GIVEN DATA start

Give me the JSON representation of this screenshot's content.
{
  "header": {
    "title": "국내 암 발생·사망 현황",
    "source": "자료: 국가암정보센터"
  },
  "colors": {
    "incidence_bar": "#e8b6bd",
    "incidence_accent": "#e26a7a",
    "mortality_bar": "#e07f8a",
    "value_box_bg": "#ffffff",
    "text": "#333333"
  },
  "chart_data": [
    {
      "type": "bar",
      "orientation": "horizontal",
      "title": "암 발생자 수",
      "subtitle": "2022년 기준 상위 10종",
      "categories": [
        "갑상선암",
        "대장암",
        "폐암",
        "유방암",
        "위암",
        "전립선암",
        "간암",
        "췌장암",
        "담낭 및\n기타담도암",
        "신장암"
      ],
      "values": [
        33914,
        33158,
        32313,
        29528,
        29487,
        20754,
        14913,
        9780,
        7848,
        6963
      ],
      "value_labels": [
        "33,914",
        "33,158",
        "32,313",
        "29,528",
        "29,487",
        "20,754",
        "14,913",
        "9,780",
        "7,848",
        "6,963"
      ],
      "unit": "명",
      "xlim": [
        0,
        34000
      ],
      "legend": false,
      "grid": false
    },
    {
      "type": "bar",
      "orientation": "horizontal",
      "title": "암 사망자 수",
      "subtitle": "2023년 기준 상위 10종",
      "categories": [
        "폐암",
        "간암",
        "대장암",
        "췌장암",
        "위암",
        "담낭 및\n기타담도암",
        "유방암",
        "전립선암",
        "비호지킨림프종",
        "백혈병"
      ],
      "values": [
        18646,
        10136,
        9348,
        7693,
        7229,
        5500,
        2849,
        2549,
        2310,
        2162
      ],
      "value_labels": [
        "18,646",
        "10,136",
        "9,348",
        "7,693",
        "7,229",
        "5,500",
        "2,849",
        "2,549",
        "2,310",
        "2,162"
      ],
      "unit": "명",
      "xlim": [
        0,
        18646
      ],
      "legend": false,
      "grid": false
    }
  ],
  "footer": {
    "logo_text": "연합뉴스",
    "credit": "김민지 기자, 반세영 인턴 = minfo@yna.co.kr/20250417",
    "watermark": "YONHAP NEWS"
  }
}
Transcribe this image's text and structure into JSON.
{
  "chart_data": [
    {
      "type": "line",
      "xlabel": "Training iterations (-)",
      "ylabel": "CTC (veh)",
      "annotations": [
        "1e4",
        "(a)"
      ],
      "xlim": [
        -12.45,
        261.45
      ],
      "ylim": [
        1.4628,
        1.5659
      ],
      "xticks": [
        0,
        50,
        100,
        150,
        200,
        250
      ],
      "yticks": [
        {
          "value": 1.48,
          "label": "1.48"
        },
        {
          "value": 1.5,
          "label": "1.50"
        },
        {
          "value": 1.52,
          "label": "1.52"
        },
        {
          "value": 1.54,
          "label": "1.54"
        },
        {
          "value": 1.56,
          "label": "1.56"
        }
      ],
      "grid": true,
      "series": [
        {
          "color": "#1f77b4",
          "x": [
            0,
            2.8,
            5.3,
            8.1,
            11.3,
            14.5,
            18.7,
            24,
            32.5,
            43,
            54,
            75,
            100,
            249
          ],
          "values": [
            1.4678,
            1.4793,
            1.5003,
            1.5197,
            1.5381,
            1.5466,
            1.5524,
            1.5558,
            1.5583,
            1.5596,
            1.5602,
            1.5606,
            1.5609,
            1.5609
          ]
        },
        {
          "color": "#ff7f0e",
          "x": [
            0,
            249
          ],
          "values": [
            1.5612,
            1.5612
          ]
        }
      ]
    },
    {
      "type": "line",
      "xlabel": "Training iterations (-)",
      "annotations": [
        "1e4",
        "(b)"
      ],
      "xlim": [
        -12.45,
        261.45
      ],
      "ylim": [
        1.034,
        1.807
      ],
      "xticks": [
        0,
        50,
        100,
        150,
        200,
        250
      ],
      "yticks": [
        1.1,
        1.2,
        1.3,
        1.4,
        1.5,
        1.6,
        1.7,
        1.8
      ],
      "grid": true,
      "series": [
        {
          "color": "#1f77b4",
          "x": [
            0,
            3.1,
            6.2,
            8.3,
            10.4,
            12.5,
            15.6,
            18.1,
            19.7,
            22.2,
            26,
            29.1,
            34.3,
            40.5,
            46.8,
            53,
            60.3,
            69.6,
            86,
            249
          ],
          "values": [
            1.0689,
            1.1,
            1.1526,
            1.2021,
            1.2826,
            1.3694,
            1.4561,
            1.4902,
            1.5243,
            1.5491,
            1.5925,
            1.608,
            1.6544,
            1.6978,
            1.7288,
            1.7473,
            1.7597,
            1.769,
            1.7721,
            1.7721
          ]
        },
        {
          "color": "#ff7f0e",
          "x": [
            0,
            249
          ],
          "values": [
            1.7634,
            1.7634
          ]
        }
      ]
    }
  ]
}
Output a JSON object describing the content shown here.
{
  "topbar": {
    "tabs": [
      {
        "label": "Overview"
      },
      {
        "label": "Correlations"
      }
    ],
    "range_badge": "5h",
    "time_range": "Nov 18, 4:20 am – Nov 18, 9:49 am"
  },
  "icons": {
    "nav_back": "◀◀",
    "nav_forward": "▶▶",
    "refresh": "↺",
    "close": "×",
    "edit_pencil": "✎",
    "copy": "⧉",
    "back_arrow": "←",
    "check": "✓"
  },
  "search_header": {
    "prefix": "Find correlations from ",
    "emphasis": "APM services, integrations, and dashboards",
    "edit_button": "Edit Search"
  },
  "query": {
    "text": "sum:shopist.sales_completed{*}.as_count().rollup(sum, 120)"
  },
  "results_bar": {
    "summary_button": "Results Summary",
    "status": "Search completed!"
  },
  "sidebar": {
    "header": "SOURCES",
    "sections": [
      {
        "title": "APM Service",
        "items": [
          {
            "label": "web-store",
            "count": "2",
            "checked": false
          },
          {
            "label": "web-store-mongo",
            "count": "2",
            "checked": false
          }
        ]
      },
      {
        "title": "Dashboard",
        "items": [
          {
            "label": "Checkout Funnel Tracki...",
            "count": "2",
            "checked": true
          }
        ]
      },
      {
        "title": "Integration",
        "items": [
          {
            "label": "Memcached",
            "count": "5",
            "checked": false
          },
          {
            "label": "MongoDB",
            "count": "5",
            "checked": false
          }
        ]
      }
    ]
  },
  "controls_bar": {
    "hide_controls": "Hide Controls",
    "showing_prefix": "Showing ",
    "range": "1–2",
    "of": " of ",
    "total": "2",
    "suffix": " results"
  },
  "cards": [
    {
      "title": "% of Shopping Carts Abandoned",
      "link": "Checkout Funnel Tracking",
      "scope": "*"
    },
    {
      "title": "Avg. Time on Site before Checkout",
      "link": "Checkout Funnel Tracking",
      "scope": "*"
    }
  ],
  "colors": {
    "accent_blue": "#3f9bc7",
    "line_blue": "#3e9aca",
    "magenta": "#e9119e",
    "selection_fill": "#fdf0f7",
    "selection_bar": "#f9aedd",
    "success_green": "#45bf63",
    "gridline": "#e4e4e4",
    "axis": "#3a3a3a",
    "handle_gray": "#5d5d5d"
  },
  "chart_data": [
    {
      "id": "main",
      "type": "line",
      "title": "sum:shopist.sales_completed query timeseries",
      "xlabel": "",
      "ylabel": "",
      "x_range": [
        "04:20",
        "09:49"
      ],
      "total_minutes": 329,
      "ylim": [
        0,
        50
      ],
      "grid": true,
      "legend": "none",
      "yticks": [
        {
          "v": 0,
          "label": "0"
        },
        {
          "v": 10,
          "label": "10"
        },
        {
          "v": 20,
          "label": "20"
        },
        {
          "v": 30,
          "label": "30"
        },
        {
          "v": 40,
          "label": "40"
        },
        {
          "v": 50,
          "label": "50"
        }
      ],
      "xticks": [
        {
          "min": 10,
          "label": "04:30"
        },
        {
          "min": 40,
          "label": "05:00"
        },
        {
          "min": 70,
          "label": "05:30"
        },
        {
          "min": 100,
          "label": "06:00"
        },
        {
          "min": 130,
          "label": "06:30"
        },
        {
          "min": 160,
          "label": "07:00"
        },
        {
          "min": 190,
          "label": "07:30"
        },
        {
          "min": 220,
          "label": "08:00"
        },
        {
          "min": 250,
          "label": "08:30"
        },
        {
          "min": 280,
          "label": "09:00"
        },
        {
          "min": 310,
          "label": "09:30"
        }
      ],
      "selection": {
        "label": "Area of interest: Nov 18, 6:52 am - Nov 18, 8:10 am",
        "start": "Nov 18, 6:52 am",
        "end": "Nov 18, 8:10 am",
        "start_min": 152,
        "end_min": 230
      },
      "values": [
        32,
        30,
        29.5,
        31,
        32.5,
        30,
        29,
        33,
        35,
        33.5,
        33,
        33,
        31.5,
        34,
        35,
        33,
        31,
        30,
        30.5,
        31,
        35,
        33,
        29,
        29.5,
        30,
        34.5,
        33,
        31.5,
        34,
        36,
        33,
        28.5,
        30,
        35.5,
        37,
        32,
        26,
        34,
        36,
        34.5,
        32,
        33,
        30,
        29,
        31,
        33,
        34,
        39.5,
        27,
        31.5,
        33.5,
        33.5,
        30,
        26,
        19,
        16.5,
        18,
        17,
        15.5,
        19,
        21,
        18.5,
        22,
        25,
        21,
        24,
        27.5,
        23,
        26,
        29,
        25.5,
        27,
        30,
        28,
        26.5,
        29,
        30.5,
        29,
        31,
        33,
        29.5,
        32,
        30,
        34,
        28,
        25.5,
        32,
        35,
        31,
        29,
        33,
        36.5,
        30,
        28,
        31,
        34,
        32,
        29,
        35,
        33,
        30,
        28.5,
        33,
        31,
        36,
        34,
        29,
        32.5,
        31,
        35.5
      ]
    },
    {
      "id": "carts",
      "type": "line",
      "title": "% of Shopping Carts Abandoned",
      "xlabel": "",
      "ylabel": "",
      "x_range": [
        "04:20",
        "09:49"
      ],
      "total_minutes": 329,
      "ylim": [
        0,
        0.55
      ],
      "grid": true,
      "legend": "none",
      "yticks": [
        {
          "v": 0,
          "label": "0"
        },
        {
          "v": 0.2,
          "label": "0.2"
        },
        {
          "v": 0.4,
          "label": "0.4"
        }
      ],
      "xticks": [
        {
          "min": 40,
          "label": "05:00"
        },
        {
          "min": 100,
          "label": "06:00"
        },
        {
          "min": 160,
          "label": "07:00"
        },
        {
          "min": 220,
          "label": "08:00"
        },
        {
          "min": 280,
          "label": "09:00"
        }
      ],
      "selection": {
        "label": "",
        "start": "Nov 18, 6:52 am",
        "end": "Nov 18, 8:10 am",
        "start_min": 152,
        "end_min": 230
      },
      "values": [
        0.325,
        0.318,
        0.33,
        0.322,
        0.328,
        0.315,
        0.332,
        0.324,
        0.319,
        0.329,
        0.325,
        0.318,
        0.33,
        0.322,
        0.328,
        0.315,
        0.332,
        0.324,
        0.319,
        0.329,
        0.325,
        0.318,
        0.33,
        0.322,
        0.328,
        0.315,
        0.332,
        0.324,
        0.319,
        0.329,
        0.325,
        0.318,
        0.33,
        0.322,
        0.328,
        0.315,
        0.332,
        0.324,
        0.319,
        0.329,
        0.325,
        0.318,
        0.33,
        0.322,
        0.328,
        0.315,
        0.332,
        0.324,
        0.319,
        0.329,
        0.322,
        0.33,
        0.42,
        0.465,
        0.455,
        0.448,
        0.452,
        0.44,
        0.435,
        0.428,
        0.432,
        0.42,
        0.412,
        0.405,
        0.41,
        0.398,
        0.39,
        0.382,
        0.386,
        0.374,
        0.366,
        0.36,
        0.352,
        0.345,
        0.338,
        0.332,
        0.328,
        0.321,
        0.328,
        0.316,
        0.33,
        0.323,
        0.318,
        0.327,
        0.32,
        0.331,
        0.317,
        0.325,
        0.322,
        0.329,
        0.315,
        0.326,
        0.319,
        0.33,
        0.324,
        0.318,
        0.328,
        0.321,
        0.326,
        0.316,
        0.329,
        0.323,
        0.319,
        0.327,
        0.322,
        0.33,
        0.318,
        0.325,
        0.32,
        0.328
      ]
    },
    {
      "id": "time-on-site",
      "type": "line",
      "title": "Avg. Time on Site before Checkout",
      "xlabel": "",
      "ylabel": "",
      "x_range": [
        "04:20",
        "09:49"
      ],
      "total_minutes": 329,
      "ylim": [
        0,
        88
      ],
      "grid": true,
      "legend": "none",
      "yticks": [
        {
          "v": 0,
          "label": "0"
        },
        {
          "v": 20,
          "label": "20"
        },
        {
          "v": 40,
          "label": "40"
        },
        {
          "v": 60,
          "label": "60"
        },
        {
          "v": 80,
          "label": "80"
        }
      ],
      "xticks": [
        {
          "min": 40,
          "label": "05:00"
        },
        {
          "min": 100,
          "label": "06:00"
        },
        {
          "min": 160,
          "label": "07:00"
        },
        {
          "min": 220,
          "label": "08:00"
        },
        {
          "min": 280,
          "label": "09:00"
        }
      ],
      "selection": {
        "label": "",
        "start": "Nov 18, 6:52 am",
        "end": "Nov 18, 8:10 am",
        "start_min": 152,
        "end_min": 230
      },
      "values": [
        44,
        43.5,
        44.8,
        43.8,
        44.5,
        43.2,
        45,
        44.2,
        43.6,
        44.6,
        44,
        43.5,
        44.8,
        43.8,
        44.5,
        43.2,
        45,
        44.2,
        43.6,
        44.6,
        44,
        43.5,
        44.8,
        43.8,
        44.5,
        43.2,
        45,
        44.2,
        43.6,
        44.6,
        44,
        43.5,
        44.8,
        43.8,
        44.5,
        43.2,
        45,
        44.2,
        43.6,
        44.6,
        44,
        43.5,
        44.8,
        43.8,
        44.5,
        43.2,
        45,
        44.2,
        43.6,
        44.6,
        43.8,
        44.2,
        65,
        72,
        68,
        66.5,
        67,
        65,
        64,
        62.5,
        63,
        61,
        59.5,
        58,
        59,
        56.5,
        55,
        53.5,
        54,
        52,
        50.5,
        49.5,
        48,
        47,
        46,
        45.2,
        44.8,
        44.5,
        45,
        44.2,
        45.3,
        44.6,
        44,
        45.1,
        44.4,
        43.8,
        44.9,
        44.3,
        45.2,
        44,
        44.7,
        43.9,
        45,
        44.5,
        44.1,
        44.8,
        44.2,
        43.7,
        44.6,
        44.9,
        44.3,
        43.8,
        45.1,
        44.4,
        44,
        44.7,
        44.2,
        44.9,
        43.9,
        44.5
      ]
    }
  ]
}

GIVEN DATA end

▶ **WHAT THE TASK ASKS**:
Pull out all lines from the entries above that include the word "subtitle".

▶ **RESPONSE BELOW**:
      "subtitle": "2022년 기준 상위 10종",
      "subtitle": "2023년 기준 상위 10종",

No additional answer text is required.